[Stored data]
— start —

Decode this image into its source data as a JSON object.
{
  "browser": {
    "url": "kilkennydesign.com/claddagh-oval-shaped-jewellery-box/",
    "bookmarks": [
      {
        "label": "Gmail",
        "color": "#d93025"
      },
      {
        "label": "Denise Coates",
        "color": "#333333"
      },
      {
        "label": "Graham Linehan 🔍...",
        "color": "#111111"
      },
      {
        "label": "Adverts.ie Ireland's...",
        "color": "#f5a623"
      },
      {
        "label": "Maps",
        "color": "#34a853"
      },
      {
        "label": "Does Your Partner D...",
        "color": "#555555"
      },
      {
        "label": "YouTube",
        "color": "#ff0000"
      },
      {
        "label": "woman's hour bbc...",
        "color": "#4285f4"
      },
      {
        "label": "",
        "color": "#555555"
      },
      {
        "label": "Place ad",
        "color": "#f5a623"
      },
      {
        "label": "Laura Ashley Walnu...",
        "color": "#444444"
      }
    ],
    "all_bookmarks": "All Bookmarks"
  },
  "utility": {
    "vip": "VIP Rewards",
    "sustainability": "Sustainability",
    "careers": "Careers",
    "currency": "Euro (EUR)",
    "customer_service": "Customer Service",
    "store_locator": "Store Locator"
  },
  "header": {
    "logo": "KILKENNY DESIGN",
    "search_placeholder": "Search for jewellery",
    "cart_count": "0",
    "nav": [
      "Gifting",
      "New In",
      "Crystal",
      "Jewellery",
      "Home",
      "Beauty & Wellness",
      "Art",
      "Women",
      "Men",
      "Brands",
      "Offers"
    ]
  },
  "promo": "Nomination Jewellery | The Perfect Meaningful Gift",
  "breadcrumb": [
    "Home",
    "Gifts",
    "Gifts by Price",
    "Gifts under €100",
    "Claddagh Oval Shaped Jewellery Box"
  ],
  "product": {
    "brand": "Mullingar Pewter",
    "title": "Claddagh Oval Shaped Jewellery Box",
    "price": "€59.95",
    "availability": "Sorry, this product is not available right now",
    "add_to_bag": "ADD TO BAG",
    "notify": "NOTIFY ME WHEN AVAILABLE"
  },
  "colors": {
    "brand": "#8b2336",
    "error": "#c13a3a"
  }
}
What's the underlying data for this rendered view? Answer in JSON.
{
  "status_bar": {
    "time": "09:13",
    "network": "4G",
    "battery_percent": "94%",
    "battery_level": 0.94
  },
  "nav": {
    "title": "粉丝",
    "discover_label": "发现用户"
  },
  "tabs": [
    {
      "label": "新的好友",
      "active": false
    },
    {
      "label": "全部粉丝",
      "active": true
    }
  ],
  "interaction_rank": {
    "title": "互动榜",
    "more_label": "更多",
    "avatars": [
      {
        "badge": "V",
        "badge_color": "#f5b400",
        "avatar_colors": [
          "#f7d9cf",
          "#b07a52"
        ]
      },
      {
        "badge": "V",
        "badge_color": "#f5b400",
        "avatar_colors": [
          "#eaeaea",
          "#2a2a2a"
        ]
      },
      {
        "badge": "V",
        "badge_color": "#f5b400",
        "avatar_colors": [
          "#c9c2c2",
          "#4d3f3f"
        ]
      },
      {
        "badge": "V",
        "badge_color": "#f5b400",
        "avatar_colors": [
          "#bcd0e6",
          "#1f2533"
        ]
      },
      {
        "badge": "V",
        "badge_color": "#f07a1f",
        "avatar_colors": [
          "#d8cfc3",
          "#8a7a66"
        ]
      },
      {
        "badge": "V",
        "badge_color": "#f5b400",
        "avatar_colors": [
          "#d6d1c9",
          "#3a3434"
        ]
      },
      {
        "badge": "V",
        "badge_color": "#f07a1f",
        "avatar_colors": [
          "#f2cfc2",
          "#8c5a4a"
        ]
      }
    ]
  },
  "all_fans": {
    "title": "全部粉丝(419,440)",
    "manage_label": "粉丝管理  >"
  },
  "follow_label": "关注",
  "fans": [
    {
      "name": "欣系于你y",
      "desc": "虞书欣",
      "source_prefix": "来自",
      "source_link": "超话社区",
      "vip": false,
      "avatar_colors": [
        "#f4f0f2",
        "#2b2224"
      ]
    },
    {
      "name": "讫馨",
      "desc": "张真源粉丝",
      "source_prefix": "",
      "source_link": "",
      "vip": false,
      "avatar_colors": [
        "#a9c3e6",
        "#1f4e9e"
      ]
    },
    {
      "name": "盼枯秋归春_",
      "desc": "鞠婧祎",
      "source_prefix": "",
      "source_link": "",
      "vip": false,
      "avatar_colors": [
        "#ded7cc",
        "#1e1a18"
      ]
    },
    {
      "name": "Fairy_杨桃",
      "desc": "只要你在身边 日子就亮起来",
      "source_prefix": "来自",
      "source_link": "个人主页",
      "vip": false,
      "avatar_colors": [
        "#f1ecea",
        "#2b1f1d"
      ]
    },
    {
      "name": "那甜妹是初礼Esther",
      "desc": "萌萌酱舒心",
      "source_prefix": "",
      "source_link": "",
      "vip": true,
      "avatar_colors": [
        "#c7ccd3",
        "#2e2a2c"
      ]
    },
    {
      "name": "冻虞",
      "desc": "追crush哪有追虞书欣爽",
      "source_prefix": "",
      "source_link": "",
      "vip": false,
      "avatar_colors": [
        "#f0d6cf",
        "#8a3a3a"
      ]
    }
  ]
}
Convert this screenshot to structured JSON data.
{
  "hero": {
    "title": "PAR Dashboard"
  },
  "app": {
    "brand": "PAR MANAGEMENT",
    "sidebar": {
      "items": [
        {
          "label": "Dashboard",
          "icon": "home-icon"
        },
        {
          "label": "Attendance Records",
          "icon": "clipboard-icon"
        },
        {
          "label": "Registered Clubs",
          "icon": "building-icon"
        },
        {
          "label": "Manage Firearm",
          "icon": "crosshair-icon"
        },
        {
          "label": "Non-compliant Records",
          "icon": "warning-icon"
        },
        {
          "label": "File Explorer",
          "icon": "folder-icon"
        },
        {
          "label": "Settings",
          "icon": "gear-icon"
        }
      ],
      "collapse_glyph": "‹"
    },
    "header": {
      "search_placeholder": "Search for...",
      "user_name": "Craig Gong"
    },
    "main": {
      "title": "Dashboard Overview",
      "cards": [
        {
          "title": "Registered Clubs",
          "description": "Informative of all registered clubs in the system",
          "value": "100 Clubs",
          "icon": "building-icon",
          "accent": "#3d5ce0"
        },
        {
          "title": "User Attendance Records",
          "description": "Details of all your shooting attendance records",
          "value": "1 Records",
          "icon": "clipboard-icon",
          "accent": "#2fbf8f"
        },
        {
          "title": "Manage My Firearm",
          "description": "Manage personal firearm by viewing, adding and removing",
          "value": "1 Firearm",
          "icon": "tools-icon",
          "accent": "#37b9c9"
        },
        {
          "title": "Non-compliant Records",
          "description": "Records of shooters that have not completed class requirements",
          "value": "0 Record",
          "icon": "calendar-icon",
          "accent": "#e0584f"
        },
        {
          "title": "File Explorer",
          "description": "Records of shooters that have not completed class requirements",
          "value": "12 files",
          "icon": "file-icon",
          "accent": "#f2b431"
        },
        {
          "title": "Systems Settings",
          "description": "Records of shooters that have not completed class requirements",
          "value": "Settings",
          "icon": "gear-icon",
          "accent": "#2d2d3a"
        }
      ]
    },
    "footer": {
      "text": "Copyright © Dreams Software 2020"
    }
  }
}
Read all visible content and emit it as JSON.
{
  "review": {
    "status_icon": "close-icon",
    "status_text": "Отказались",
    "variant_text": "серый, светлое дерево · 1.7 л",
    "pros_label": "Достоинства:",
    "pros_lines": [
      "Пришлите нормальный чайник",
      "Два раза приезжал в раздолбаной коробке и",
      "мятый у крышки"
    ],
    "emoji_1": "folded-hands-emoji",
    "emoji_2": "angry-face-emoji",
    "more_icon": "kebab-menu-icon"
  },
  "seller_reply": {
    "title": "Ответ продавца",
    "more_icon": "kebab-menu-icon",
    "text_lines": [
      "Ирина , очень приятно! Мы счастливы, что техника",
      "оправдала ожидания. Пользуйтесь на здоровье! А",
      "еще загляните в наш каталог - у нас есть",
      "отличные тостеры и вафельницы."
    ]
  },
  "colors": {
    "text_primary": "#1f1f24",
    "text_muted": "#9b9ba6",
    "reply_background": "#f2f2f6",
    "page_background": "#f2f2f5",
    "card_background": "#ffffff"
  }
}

— end —

* [SET TASK]: Everything from the line containing "Read all visible content and emit it as JSON." to the last line of the entries above should be quoted exactly, and only that.

* [WORKED ANSWER]:
Read all visible content and emit it as JSON.
{
  "review": {
    "status_icon": "close-icon",
    "status_text": "Отказались",
    "variant_text": "серый, светлое дерево · 1.7 л",
    "pros_label": "Достоинства:",
    "pros_lines": [
      "Пришлите нормальный чайник",
      "Два раза приезжал в раздолбаной коробке и",
      "мятый у крышки"
    ],
    "emoji_1": "folded-hands-emoji",
    "emoji_2": "angry-face-emoji",
    "more_icon": "kebab-menu-icon"
  },
  "seller_reply": {
    "title": "Ответ продавца",
    "more_icon": "kebab-menu-icon",
    "text_lines": [
      "Ирина , очень приятно! Мы счастливы, что техника",
      "оправдала ожидания. Пользуйтесь на здоровье! А",
      "еще загляните в наш каталог - у нас есть",
      "отличные тостеры и вафельницы."
    ]
  },
  "colors": {
    "text_primary": "#1f1f24",
    "text_muted": "#9b9ba6",
    "reply_background": "#f2f2f6",
    "page_background": "#f2f2f5",
    "card_background": "#ffffff"
  }
}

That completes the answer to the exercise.